# What you need to do
Show every line that has the string "كورونا" in it.

begin Supplied data

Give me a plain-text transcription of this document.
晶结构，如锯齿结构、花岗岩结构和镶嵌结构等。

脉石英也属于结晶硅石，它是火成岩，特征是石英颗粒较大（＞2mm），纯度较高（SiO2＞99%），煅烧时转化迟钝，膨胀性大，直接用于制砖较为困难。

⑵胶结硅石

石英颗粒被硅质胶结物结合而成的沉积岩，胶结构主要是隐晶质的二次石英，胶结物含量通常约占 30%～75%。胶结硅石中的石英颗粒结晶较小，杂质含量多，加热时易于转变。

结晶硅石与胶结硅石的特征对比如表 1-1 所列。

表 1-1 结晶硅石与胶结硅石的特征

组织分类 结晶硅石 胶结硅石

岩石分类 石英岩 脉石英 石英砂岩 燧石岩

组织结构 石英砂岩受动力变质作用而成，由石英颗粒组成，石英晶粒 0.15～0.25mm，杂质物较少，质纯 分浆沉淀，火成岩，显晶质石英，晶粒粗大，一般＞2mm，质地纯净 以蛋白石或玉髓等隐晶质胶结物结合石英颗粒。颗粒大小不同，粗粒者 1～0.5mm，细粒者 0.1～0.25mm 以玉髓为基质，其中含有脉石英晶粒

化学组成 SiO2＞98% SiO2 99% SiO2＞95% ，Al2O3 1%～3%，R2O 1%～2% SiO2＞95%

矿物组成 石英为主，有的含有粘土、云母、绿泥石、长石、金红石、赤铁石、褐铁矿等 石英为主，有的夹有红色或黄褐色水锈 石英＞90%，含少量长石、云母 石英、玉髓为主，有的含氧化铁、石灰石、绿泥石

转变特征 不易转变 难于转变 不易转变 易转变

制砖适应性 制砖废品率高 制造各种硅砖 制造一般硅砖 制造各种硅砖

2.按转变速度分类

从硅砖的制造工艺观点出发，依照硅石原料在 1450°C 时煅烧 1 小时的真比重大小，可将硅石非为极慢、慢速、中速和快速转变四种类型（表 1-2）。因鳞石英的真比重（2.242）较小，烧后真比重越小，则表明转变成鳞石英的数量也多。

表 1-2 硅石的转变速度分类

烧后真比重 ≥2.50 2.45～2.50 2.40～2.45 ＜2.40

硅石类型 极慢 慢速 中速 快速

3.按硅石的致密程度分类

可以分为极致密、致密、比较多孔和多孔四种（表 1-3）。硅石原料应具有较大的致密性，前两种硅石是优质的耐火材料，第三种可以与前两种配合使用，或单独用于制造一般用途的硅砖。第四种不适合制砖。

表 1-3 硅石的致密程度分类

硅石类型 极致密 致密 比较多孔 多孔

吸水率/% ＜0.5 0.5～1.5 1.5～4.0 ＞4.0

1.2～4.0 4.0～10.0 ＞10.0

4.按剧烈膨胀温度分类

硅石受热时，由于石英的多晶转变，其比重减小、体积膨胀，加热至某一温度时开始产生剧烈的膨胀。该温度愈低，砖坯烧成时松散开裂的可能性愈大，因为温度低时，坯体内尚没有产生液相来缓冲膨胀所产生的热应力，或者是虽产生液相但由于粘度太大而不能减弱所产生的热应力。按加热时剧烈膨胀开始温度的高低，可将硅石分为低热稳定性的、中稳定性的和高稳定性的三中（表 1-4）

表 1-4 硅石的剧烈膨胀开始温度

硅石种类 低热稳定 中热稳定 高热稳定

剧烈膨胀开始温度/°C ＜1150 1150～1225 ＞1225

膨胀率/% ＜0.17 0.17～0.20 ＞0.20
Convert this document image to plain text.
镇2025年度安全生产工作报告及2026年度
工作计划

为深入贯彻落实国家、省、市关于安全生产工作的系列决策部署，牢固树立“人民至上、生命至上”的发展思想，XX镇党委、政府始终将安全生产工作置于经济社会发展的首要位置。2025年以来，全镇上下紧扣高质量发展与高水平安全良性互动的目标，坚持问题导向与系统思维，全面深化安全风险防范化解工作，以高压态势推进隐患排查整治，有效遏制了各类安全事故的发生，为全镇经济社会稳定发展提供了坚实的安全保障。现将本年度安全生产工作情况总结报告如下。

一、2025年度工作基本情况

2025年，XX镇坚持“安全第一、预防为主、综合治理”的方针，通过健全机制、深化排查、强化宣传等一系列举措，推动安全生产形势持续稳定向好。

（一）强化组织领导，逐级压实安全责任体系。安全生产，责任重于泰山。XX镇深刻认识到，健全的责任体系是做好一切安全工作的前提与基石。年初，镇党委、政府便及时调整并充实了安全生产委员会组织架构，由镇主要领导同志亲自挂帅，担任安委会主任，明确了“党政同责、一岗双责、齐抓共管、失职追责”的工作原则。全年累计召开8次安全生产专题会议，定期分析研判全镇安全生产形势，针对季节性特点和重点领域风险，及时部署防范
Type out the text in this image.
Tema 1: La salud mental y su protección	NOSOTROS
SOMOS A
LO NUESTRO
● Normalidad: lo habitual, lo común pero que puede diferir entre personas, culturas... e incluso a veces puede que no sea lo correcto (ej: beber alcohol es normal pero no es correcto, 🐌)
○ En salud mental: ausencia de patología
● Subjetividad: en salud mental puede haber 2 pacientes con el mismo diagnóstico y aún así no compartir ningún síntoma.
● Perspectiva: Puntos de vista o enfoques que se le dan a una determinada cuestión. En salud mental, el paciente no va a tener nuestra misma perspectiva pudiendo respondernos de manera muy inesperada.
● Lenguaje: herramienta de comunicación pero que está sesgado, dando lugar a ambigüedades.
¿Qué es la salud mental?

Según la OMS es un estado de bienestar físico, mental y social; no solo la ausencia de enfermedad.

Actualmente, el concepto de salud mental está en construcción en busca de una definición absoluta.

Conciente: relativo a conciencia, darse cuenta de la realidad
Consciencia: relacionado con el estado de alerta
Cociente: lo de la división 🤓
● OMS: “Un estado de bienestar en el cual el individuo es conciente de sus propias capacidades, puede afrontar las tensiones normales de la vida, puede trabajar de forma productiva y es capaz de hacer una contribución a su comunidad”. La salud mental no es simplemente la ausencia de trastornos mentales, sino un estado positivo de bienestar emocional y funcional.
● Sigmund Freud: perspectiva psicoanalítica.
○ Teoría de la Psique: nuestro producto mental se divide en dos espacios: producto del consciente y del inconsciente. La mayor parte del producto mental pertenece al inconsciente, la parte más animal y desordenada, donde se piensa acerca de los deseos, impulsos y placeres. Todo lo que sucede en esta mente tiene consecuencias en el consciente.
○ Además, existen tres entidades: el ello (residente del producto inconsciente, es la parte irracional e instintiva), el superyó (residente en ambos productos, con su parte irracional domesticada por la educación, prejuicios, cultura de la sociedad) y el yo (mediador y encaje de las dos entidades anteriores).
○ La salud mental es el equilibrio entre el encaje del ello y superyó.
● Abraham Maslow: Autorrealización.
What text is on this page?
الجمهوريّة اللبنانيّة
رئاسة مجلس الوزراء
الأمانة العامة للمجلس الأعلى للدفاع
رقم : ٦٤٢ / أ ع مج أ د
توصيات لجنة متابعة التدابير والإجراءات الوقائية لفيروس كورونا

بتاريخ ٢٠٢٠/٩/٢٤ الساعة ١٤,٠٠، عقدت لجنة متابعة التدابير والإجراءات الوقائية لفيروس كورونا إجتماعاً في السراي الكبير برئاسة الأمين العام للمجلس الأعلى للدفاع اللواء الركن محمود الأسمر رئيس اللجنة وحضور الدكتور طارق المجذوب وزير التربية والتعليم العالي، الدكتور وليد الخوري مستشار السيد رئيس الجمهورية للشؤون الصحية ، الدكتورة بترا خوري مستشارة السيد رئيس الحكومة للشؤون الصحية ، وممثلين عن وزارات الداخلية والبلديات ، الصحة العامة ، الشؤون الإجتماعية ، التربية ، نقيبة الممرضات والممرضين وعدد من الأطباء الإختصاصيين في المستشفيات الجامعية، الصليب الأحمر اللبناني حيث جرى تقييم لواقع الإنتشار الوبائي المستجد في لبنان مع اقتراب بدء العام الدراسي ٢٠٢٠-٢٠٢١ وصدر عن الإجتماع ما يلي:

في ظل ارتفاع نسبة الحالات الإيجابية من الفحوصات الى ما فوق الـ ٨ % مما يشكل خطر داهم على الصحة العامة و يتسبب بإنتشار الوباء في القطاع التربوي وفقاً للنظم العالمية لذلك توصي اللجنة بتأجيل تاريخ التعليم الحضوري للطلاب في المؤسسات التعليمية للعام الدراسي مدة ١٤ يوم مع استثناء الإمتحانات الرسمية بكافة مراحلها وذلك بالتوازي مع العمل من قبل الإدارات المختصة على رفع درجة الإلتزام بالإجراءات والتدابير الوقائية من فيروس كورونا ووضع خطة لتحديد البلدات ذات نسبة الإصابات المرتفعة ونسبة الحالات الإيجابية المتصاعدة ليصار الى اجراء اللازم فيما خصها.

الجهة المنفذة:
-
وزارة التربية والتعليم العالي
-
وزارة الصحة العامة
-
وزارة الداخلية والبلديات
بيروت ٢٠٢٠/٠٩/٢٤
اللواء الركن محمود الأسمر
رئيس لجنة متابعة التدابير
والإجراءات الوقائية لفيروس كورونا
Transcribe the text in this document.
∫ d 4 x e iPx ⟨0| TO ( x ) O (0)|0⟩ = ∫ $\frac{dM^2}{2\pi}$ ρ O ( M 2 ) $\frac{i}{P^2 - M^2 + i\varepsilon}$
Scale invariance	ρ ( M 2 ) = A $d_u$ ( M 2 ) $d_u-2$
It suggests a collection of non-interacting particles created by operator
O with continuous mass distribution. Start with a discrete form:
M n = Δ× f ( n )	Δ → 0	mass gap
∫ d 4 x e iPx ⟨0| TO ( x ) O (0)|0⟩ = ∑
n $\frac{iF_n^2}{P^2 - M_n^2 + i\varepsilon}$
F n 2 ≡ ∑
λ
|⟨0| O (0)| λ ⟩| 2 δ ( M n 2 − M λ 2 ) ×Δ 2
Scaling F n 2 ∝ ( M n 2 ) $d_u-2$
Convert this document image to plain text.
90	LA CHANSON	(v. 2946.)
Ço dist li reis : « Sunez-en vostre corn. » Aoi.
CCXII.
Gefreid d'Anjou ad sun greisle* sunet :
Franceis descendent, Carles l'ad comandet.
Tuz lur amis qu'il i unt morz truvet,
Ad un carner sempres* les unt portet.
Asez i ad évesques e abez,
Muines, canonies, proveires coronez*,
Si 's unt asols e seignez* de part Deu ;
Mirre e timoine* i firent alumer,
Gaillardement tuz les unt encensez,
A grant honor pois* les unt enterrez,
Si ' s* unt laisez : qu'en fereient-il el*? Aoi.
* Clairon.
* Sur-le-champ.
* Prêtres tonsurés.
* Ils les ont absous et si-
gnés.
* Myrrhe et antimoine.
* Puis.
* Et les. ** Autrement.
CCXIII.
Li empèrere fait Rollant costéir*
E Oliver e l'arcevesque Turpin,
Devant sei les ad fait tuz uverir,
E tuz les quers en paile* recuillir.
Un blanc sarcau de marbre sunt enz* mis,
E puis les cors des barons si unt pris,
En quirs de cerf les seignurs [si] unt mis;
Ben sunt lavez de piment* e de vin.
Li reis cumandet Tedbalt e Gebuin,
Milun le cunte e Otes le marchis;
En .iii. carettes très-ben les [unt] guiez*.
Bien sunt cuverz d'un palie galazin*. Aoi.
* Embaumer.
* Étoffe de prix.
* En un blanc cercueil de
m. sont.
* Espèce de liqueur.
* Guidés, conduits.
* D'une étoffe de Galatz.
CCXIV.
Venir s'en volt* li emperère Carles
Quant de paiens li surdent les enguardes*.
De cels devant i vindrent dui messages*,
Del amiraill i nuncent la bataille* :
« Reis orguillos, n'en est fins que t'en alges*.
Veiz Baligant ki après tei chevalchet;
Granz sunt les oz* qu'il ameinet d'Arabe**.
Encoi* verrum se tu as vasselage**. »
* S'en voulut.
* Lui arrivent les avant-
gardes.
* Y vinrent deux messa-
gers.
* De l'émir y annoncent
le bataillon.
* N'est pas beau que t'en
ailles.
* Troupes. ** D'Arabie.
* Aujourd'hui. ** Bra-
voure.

end Supplied data

# Final result
توصيات لجنة متابعة التدابير والإجراءات الوقائية لفيروس كورونا
بتاريخ ٢٠٢٠/٩/٢٤ الساعة ١٤,٠٠، عقدت لجنة متابعة التدابير والإجراءات الوقائية لفيروس كورونا إجتماعاً في السراي الكبير برئاسة الأمين العام للمجلس الأعلى للدفاع اللواء الركن محمود الأسمر رئيس اللجنة وحضور الدكتور طارق المجذوب وزير التربية والتعليم العالي، الدكتور وليد الخوري مستشار السيد رئيس الجمهورية للشؤون الصحية ، الدكتورة بترا خوري مستشارة السيد رئيس الحكومة للشؤون الصحية ، وممثلين عن وزارات الداخلية والبلديات ، الصحة العامة ، الشؤون الإجتماعية ، التربية ، نقيبة الممرضات والممرضين وعدد من الأطباء الإختصاصيين في المستشفيات الجامعية، الصليب الأحمر اللبناني حيث جرى تقييم لواقع الإنتشار الوبائي المستجد في لبنان مع اقتراب بدء العام الدراسي ٢٠٢٠-٢٠٢١ وصدر عن الإجتماع ما يلي:
في ظل ارتفاع نسبة الحالات الإيجابية من الفحوصات الى ما فوق الـ ٨ % مما يشكل خطر داهم على الصحة العامة و يتسبب بإنتشار الوباء في القطاع التربوي وفقاً للنظم العالمية لذلك توصي اللجنة بتأجيل تاريخ التعليم الحضوري للطلاب في المؤسسات التعليمية للعام الدراسي مدة ١٤ يوم مع استثناء الإمتحانات الرسمية بكافة مراحلها وذلك بالتوازي مع العمل من قبل الإدارات المختصة على رفع درجة الإلتزام بالإجراءات والتدابير الوقائية من فيروس كورونا ووضع خطة لتحديد البلدات ذات نسبة الإصابات المرتفعة ونسبة الحالات الإيجابية المتصاعدة ليصار الى اجراء اللازم فيما خصها.
والإجراءات الوقائية لفيروس كورونا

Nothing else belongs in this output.